*EXERCISE OBJECTIVE*.
Leave out the pictures and repeat the rest of the material exactly.

>> BEGIN DATA SHOWN

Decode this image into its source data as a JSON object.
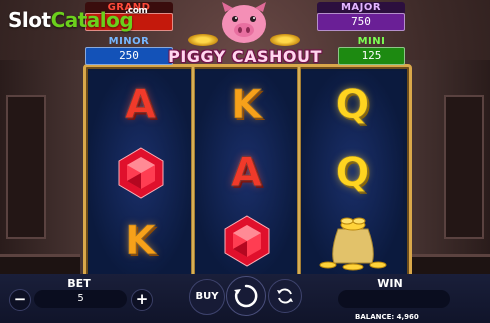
{
  "watermark": {
    "slot": "Slot",
    "catalog": "Catalog",
    "com": ".com"
  },
  "title": "PIGGY CASHOUT",
  "jackpots": {
    "grand": {
      "label": "GRAND",
      "value": ""
    },
    "minor": {
      "label": "MINOR",
      "value": "250"
    },
    "major": {
      "label": "MAJOR",
      "value": "750"
    },
    "mini": {
      "label": "MINI",
      "value": "125"
    }
  },
  "reels": [
    [
      {
        "symbol": "A",
        "color": "red"
      },
      {
        "symbol": "ruby-gem",
        "color": "red"
      },
      {
        "symbol": "K",
        "color": "orange"
      }
    ],
    [
      {
        "symbol": "K",
        "color": "orange"
      },
      {
        "symbol": "A",
        "color": "red"
      },
      {
        "symbol": "ruby-gem",
        "color": "red"
      }
    ],
    [
      {
        "symbol": "Q",
        "color": "gold"
      },
      {
        "symbol": "Q",
        "color": "gold"
      },
      {
        "symbol": "gold-coin-sack",
        "color": "gold"
      }
    ]
  ],
  "controls": {
    "bet_label": "BET",
    "bet_value": "5",
    "minus": "−",
    "plus": "+",
    "buy_label": "BUY",
    "win_label": "WIN",
    "win_value": "",
    "balance_text": "BALANCE: 4,960"
  },
  "colors": {
    "grand": "#c4190c",
    "minor": "#1352b8",
    "major": "#6a1f96",
    "mini": "#1d8a11",
    "frame": "#d9a84a"
  }
}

>> END DATA SHOWN

*ANSWER TO THIS EXERCISE*.
Decode this image into its source data as a JSON object.
{
  "watermark": {
    "slot": "Slot",
    "catalog": "Catalog",
    "com": ".com"
  },
  "title": "PIGGY CASHOUT",
  "jackpots": {
    "grand": {
      "label": "GRAND",
      "value": ""
    },
    "minor": {
      "label": "MINOR",
      "value": "250"
    },
    "major": {
      "label": "MAJOR",
      "value": "750"
    },
    "mini": {
      "label": "MINI",
      "value": "125"
    }
  },
  "reels": [
    [
      {
        "symbol": "A",
        "color": "red"
      },
      {
        "symbol": "ruby-gem",
        "color": "red"
      },
      {
        "symbol": "K",
        "color": "orange"
      }
    ],
    [
      {
        "symbol": "K",
        "color": "orange"
      },
      {
        "symbol": "A",
        "color": "red"
      },
      {
        "symbol": "ruby-gem",
        "color": "red"
      }
    ],
    [
      {
        "symbol": "Q",
        "color": "gold"
      },
      {
        "symbol": "Q",
        "color": "gold"
      },
      {
        "symbol": "gold-coin-sack",
        "color": "gold"
      }
    ]
  ],
  "controls": {
    "bet_label": "BET",
    "bet_value": "5",
    "minus": "−",
    "plus": "+",
    "buy_label": "BUY",
    "win_label": "WIN",
    "win_value": "",
    "balance_text": "BALANCE: 4,960"
  },
  "colors": {
    "grand": "#c4190c",
    "minor": "#1352b8",
    "major": "#6a1f96",
    "mini": "#1d8a11",
    "frame": "#d9a84a"
  }
}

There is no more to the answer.